* [Written instruction]
Copy out, from the entries below, each line holding the string "Vazias".
─── Entries provided
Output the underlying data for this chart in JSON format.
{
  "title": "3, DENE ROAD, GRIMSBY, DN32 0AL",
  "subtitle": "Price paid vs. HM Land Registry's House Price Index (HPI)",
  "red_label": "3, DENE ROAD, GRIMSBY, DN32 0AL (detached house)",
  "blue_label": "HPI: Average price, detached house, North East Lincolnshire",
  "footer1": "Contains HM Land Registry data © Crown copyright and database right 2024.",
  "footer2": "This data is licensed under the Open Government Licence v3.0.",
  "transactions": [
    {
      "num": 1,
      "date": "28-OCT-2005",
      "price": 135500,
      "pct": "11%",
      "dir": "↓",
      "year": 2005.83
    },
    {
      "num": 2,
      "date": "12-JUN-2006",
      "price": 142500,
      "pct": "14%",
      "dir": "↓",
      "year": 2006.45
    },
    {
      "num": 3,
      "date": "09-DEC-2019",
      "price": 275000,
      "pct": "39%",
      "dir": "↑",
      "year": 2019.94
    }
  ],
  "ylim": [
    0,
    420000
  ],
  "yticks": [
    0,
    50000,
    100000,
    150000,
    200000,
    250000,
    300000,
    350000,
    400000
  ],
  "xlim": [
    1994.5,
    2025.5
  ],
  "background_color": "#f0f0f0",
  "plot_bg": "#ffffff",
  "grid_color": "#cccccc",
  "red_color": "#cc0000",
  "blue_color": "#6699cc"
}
──────
─── Entries provided
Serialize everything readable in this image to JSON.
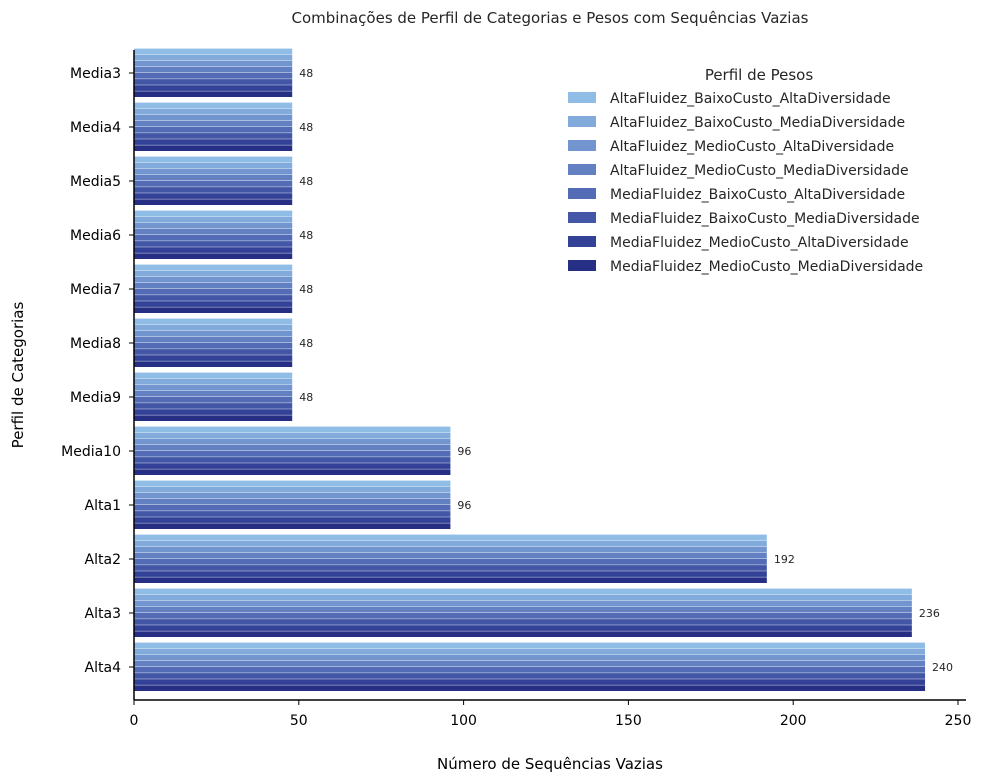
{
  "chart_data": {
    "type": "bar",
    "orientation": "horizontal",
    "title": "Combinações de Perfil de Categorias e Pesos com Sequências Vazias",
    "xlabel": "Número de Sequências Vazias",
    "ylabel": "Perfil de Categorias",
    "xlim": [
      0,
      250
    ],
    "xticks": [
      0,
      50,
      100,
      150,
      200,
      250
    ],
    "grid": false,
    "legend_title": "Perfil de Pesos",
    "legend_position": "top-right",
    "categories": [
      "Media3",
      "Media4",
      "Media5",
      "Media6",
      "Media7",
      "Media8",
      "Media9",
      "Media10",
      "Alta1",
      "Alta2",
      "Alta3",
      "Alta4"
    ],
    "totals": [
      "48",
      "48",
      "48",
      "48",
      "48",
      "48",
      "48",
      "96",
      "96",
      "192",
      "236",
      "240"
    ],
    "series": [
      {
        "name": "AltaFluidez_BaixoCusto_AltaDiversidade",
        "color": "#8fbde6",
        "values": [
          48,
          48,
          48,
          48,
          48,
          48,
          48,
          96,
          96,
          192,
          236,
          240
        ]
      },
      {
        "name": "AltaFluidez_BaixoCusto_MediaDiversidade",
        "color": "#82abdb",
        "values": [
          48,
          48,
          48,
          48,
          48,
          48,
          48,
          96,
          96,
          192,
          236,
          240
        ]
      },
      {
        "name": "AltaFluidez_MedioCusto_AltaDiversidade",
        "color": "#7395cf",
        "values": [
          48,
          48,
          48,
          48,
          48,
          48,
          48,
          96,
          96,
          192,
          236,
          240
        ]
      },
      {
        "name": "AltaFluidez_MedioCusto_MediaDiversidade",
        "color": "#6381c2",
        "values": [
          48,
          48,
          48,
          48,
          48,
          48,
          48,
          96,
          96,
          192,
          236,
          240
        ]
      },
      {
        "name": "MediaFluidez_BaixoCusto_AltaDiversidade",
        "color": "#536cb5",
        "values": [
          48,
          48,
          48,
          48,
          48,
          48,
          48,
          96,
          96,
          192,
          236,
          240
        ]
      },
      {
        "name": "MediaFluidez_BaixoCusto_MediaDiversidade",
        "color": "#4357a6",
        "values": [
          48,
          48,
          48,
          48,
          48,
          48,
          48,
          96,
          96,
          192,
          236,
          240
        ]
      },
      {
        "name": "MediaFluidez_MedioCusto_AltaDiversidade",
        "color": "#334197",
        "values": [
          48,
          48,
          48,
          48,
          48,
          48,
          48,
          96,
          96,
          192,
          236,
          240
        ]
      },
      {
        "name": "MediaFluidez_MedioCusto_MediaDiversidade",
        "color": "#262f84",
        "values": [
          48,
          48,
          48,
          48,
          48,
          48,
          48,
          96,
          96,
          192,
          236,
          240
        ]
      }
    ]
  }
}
──────
* [Problem solution]
    "title": "Combinações de Perfil de Categorias e Pesos com Sequências Vazias",
    "xlabel": "Número de Sequências Vazias",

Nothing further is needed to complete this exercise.